*Data entries*
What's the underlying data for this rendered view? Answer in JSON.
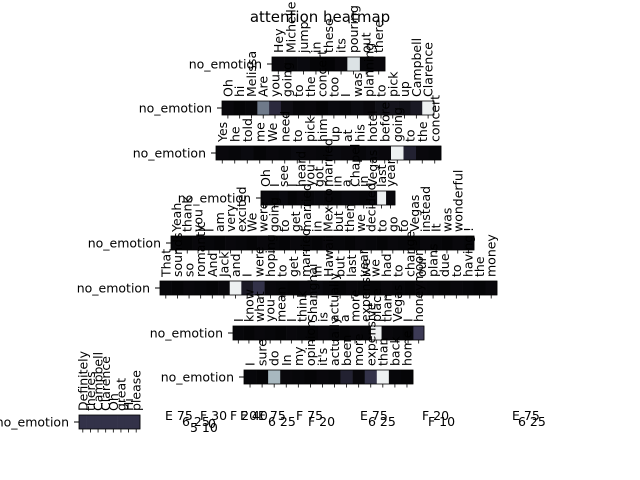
{
  "chart_data": {
    "type": "heatmap",
    "title": "attention heatmap",
    "rows": [
      {
        "label": "no_emotion",
        "tokens": [
          "Hey",
          "Michelle",
          "jump",
          "in",
          "these",
          "its",
          "pouring",
          "out",
          "there"
        ],
        "values": [
          0.05,
          0.04,
          0.06,
          0.03,
          0.02,
          0.05,
          0.9,
          0.04,
          0.05
        ]
      },
      {
        "label": "no_emotion",
        "tokens": [
          "Oh",
          "hi",
          "Melissa",
          "Are",
          "you",
          "going",
          "to",
          "the",
          "concert",
          "too",
          "I",
          "was",
          "planning",
          "to",
          "pick",
          "up",
          "Campbell",
          "Clarence"
        ],
        "values": [
          0.05,
          0.03,
          0.04,
          0.55,
          0.25,
          0.08,
          0.04,
          0.05,
          0.03,
          0.06,
          0.04,
          0.07,
          0.05,
          0.1,
          0.12,
          0.1,
          0.15,
          0.95
        ]
      },
      {
        "label": "no_emotion",
        "tokens": [
          "Yes",
          "he",
          "told",
          "me",
          "We",
          "need",
          "to",
          "pick",
          "him",
          "up",
          "at",
          "his",
          "hotel",
          "before",
          "going",
          "to",
          "the",
          "concert"
        ],
        "values": [
          0.05,
          0.04,
          0.06,
          0.03,
          0.05,
          0.04,
          0.06,
          0.05,
          0.04,
          0.06,
          0.05,
          0.04,
          0.06,
          0.05,
          0.95,
          0.2,
          0.05,
          0.04
        ]
      },
      {
        "label": "no_emotion",
        "tokens": [
          "Oh",
          "I",
          "see",
          "I",
          "heard",
          "you",
          "got",
          "married",
          "in",
          "a",
          "Chapel",
          "in",
          "Vegas",
          "last",
          "year"
        ],
        "values": [
          0.05,
          0.04,
          0.06,
          0.03,
          0.05,
          0.04,
          0.06,
          0.05,
          0.04,
          0.06,
          0.05,
          0.04,
          0.06,
          0.95,
          0.05
        ]
      },
      {
        "label": "no_emotion",
        "tokens": [
          "Yeah",
          "thank",
          "you",
          "I",
          "am",
          "very",
          "excited",
          "We",
          "were",
          "going",
          "to",
          "get",
          "married",
          "in",
          "Mexico",
          "but",
          "then",
          "we",
          "decided",
          "to",
          "go",
          "to",
          "Vegas",
          "instead",
          "It",
          "was",
          "wonderful",
          "!"
        ],
        "values": [
          0.04,
          0.03,
          0.05,
          0.04,
          0.03,
          0.05,
          0.04,
          0.03,
          0.05,
          0.04,
          0.03,
          0.05,
          0.04,
          0.03,
          0.05,
          0.04,
          0.03,
          0.05,
          0.04,
          0.03,
          0.05,
          0.04,
          0.03,
          0.05,
          0.04,
          0.03,
          0.05,
          0.04
        ]
      },
      {
        "label": "no_emotion",
        "tokens": [
          "That",
          "sounds",
          "so",
          "romantic",
          "And",
          "Jack",
          "and",
          "I",
          "were",
          "hoping",
          "to",
          "get",
          "married",
          "in",
          "Hawaii",
          "but",
          "last",
          "year",
          "we",
          "had",
          "to",
          "change",
          "our",
          "plans",
          "due",
          "to",
          "having",
          "the",
          "money"
        ],
        "values": [
          0.04,
          0.03,
          0.05,
          0.04,
          0.03,
          0.05,
          0.95,
          0.15,
          0.3,
          0.05,
          0.04,
          0.03,
          0.05,
          0.06,
          0.04,
          0.03,
          0.05,
          0.04,
          0.03,
          0.05,
          0.04,
          0.03,
          0.05,
          0.04,
          0.03,
          0.05,
          0.04,
          0.03,
          0.05
        ]
      },
      {
        "label": "no_emotion",
        "tokens": [
          "I",
          "know",
          "what",
          "you",
          "mean",
          "I",
          "think",
          "Shanghai",
          "is",
          "actually",
          "a",
          "more",
          "expensive",
          "place",
          "than",
          "Vegas",
          "I",
          "honeymoon"
        ],
        "values": [
          0.04,
          0.03,
          0.05,
          0.04,
          0.03,
          0.05,
          0.04,
          0.03,
          0.05,
          0.04,
          0.03,
          0.05,
          0.04,
          0.95,
          0.05,
          0.04,
          0.03,
          0.35
        ]
      },
      {
        "label": "no_emotion",
        "tokens": [
          "I",
          "sure",
          "do",
          "In",
          "my",
          "opinion",
          "it's",
          "actually",
          "been",
          "more",
          "expensive",
          "than",
          "back",
          "home"
        ],
        "values": [
          0.04,
          0.03,
          0.75,
          0.05,
          0.04,
          0.03,
          0.05,
          0.04,
          0.2,
          0.05,
          0.3,
          0.95,
          0.04,
          0.03
        ]
      },
      {
        "label": "no_emotion",
        "tokens": [
          "Definitely",
          "theres",
          "Campbell",
          "Clarence",
          "Oh",
          "great",
          "Hi",
          "please"
        ],
        "values": [
          0.3,
          0.3,
          0.3,
          0.3,
          0.3,
          0.3,
          0.3,
          0.3
        ]
      }
    ],
    "bottom_tick_labels": [
      "E 75",
      "6 25",
      "5 10",
      "F 30",
      "0",
      "F 20",
      "E 40",
      "E 75",
      "6 25",
      "F 75",
      "F 20",
      "E 75",
      "6 25",
      "F 20",
      "F 10",
      "E 75",
      "6 25"
    ]
  }
}
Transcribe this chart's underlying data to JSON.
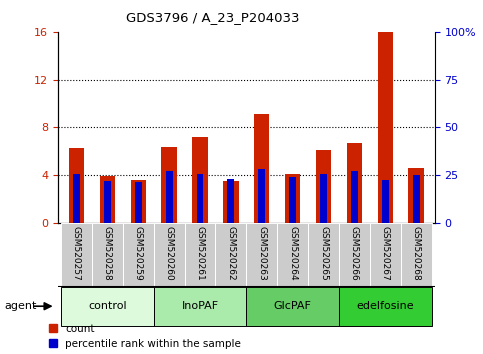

*Task details*
Pictures in the records above are left out; print everything else exactly as written.

*Right answer*
What's the underlying data for this rendered view? Answer in JSON.
{
  "chart_data": {
    "type": "heatmap",
    "title": "attention heatmap",
    "rows": [
      {
        "label": "no_emotion",
        "tokens": [
          "Hey",
          "Michelle",
          "jump",
          "in",
          "these",
          "its",
          "pouring",
          "out",
          "there"
        ],
        "values": [
          0.05,
          0.04,
          0.06,
          0.03,
          0.02,
          0.05,
          0.9,
          0.04,
          0.05
        ]
      },
      {
        "label": "no_emotion",
        "tokens": [
          "Oh",
          "hi",
          "Melissa",
          "Are",
          "you",
          "going",
          "to",
          "the",
          "concert",
          "too",
          "I",
          "was",
          "planning",
          "to",
          "pick",
          "up",
          "Campbell",
          "Clarence"
        ],
        "values": [
          0.05,
          0.03,
          0.04,
          0.55,
          0.25,
          0.08,
          0.04,
          0.05,
          0.03,
          0.06,
          0.04,
          0.07,
          0.05,
          0.1,
          0.12,
          0.1,
          0.15,
          0.95
        ]
      },
      {
        "label": "no_emotion",
        "tokens": [
          "Yes",
          "he",
          "told",
          "me",
          "We",
          "need",
          "to",
          "pick",
          "him",
          "up",
          "at",
          "his",
          "hotel",
          "before",
          "going",
          "to",
          "the",
          "concert"
        ],
        "values": [
          0.05,
          0.04,
          0.06,
          0.03,
          0.05,
          0.04,
          0.06,
          0.05,
          0.04,
          0.06,
          0.05,
          0.04,
          0.06,
          0.05,
          0.95,
          0.2,
          0.05,
          0.04
        ]
      },
      {
        "label": "no_emotion",
        "tokens": [
          "Oh",
          "I",
          "see",
          "I",
          "heard",
          "you",
          "got",
          "married",
          "in",
          "a",
          "Chapel",
          "in",
          "Vegas",
          "last",
          "year"
        ],
        "values": [
          0.05,
          0.04,
          0.06,
          0.03,
          0.05,
          0.04,
          0.06,
          0.05,
          0.04,
          0.06,
          0.05,
          0.04,
          0.06,
          0.95,
          0.05
        ]
      },
      {
        "label": "no_emotion",
        "tokens": [
          "Yeah",
          "thank",
          "you",
          "I",
          "am",
          "very",
          "excited",
          "We",
          "were",
          "going",
          "to",
          "get",
          "married",
          "in",
          "Mexico",
          "but",
          "then",
          "we",
          "decided",
          "to",
          "go",
          "to",
          "Vegas",
          "instead",
          "It",
          "was",
          "wonderful",
          "!"
        ],
        "values": [
          0.04,
          0.03,
          0.05,
          0.04,
          0.03,
          0.05,
          0.04,
          0.03,
          0.05,
          0.04,
          0.03,
          0.05,
          0.04,
          0.03,
          0.05,
          0.04,
          0.03,
          0.05,
          0.04,
          0.03,
          0.05,
          0.04,
          0.03,
          0.05,
          0.04,
          0.03,
          0.05,
          0.04
        ]
      },
      {
        "label": "no_emotion",
        "tokens": [
          "That",
          "sounds",
          "so",
          "romantic",
          "And",
          "Jack",
          "and",
          "I",
          "were",
          "hoping",
          "to",
          "get",
          "married",
          "in",
          "Hawaii",
          "but",
          "last",
          "year",
          "we",
          "had",
          "to",
          "change",
          "our",
          "plans",
          "due",
          "to",
          "having",
          "the",
          "money"
        ],
        "values": [
          0.04,
          0.03,
          0.05,
          0.04,
          0.03,
          0.05,
          0.95,
          0.15,
          0.3,
          0.05,
          0.04,
          0.03,
          0.05,
          0.06,
          0.04,
          0.03,
          0.05,
          0.04,
          0.03,
          0.05,
          0.04,
          0.03,
          0.05,
          0.04,
          0.03,
          0.05,
          0.04,
          0.03,
          0.05
        ]
      },
      {
        "label": "no_emotion",
        "tokens": [
          "I",
          "know",
          "what",
          "you",
          "mean",
          "I",
          "think",
          "Shanghai",
          "is",
          "actually",
          "a",
          "more",
          "expensive",
          "place",
          "than",
          "Vegas",
          "I",
          "honeymoon"
        ],
        "values": [
          0.04,
          0.03,
          0.05,
          0.04,
          0.03,
          0.05,
          0.04,
          0.03,
          0.05,
          0.04,
          0.03,
          0.05,
          0.04,
          0.95,
          0.05,
          0.04,
          0.03,
          0.35
        ]
      },
      {
        "label": "no_emotion",
        "tokens": [
          "I",
          "sure",
          "do",
          "In",
          "my",
          "opinion",
          "it's",
          "actually",
          "been",
          "more",
          "expensive",
          "than",
          "back",
          "home"
        ],
        "values": [
          0.04,
          0.03,
          0.75,
          0.05,
          0.04,
          0.03,
          0.05,
          0.04,
          0.2,
          0.05,
          0.3,
          0.95,
          0.04,
          0.03
        ]
      },
      {
        "label": "no_emotion",
        "tokens": [
          "Definitely",
          "theres",
          "Campbell",
          "Clarence",
          "Oh",
          "great",
          "Hi",
          "please"
        ],
        "values": [
          0.3,
          0.3,
          0.3,
          0.3,
          0.3,
          0.3,
          0.3,
          0.3
        ]
      }
    ],
    "bottom_tick_labels": [
      "E 75",
      "6 25",
      "5 10",
      "F 30",
      "0",
      "F 20",
      "E 40",
      "E 75",
      "6 25",
      "F 75",
      "F 20",
      "E 75",
      "6 25",
      "F 20",
      "F 10",
      "E 75",
      "6 25"
    ]
  }
}
Transcribe this chart's underlying data to JSON.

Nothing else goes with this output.